▶ _WHAT THE EXERCISE ASKS_: Extract from the listing each line in which the word "times" appears.

▶ _PROVIDED INFORMATION_:
_____
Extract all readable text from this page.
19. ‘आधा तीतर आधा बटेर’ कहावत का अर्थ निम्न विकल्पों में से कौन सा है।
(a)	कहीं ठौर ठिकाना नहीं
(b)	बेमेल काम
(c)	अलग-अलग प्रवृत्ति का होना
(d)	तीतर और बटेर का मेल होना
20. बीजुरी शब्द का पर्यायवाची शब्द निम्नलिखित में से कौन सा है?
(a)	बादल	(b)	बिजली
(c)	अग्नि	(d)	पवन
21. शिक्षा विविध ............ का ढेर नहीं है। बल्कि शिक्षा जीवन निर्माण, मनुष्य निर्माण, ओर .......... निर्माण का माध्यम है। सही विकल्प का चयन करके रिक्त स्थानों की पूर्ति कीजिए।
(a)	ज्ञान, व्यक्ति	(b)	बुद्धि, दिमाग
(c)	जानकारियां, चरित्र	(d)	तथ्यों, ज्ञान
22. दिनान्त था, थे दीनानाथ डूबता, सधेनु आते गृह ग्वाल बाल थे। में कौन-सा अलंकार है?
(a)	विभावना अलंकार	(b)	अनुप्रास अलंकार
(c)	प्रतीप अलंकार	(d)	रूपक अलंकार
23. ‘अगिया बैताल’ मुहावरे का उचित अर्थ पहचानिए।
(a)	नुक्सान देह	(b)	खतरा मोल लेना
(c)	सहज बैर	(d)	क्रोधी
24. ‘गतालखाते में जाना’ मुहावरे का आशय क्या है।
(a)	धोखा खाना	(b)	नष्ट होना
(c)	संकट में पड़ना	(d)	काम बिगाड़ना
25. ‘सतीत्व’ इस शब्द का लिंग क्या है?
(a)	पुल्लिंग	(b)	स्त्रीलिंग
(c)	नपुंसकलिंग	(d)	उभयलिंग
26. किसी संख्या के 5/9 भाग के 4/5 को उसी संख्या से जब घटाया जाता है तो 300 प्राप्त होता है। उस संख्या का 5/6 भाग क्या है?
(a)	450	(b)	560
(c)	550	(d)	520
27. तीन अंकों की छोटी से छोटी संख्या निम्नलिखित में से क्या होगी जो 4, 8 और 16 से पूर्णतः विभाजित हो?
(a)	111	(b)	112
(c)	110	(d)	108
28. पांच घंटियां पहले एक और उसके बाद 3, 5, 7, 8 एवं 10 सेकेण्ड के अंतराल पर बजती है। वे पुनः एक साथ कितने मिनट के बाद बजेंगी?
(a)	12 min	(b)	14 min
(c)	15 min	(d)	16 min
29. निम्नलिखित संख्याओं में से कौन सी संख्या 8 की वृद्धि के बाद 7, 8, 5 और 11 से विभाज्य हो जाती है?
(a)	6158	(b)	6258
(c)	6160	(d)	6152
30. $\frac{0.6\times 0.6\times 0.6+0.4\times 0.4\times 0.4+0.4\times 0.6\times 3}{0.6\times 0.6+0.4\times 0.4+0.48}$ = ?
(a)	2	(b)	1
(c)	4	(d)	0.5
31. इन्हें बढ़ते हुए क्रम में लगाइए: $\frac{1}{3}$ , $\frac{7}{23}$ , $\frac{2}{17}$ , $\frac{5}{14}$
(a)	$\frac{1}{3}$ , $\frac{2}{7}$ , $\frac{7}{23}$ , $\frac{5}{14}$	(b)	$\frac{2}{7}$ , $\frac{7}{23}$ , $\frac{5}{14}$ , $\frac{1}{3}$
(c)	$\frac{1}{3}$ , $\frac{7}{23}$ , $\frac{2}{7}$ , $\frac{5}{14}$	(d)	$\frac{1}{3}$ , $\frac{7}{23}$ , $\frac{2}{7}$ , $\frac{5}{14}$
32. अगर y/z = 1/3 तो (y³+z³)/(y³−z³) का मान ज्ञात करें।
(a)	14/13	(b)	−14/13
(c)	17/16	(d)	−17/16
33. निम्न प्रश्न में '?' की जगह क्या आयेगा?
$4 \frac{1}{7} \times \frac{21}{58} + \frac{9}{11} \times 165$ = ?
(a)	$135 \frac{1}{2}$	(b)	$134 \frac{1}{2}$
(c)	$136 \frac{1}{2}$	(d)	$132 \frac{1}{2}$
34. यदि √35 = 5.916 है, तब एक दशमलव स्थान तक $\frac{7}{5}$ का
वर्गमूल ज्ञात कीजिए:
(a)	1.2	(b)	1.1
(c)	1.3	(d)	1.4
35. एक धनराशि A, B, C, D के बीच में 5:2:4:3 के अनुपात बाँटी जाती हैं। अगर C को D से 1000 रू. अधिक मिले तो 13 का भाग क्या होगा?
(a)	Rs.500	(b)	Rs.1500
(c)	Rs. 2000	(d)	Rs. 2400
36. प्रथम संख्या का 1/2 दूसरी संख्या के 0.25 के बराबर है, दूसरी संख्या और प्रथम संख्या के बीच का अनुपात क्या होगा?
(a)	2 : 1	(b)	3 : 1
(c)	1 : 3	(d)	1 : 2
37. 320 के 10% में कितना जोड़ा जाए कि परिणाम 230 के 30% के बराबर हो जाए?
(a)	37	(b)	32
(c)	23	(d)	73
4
_____
▶ _EXERCISE SOLUTION_:
30. $\frac{0.6\times 0.6\times 0.6+0.4\times 0.4\times 0.4+0.4\times 0.6\times 3}{0.6\times 0.6+0.4\times 0.4+0.48}$ = ?
$4 \frac{1}{7} \times \frac{21}{58} + \frac{9}{11} \times 165$ = ?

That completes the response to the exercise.